-------- Data shown
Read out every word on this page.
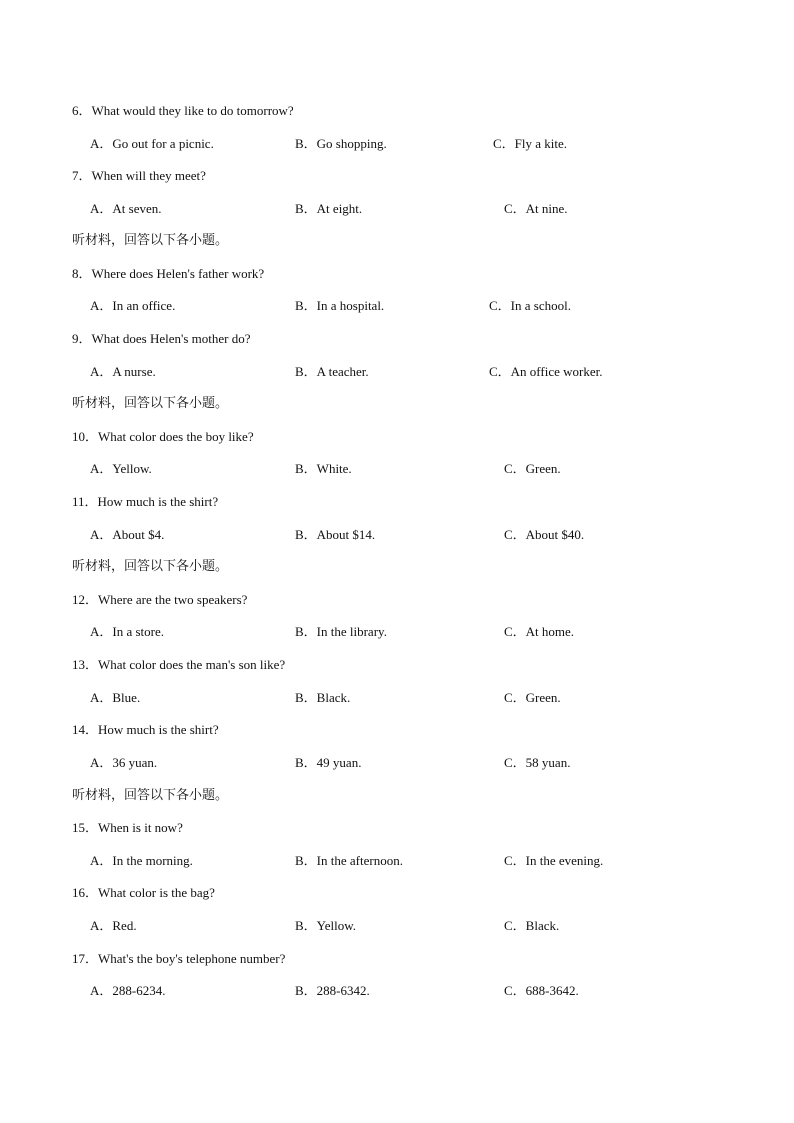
6．What would they like to do tomorrow?
A．Go out for a picnic.	B．Go shopping.	C．Fly a kite.
7．When will they meet?
A．At seven.	B．At eight.	C．At nine.
听材料，回答以下各小题。
8．Where does Helen's father work?
A．In an office.	B．In a hospital.	C．In a school.
9．What does Helen's mother do?
A．A nurse.	B．A teacher.	C．An office worker.
听材料，回答以下各小题。
10．What color does the boy like?
A．Yellow.	B．White.	C．Green.
11．How much is the shirt?
A．About $4.	B．About $14.	C．About $40.
听材料，回答以下各小题。
12．Where are the two speakers?
A．In a store.	B．In the library.	C．At home.
13．What color does the man's son like?
A．Blue.	B．Black.	C．Green.
14．How much is the shirt?
A．36 yuan.	B．49 yuan.	C．58 yuan.
听材料，回答以下各小题。
15．When is it now?
A．In the morning.	B．In the afternoon.	C．In the evening.
16．What color is the bag?
A．Red.	B．Yellow.	C．Black.
17．What's the boy's telephone number?
A．288-6234.	B．288-6342.	C．688-3642.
----------------
Directions for this task » Skip the pictures, then retype every line above exactly.

Worked answer »
Read out every word on this page.
6．What would they like to do tomorrow?
A．Go out for a picnic.	B．Go shopping.	C．Fly a kite.
7．When will they meet?
A．At seven.	B．At eight.	C．At nine.
听材料，回答以下各小题。
8．Where does Helen's father work?
A．In an office.	B．In a hospital.	C．In a school.
9．What does Helen's mother do?
A．A nurse.	B．A teacher.	C．An office worker.
听材料，回答以下各小题。
10．What color does the boy like?
A．Yellow.	B．White.	C．Green.
11．How much is the shirt?
A．About $4.	B．About $14.	C．About $40.
听材料，回答以下各小题。
12．Where are the two speakers?
A．In a store.	B．In the library.	C．At home.
13．What color does the man's son like?
A．Blue.	B．Black.	C．Green.
14．How much is the shirt?
A．36 yuan.	B．49 yuan.	C．58 yuan.
听材料，回答以下各小题。
15．When is it now?
A．In the morning.	B．In the afternoon.	C．In the evening.
16．What color is the bag?
A．Red.	B．Yellow.	C．Black.
17．What's the boy's telephone number?
A．288-6234.	B．288-6342.	C．688-3642.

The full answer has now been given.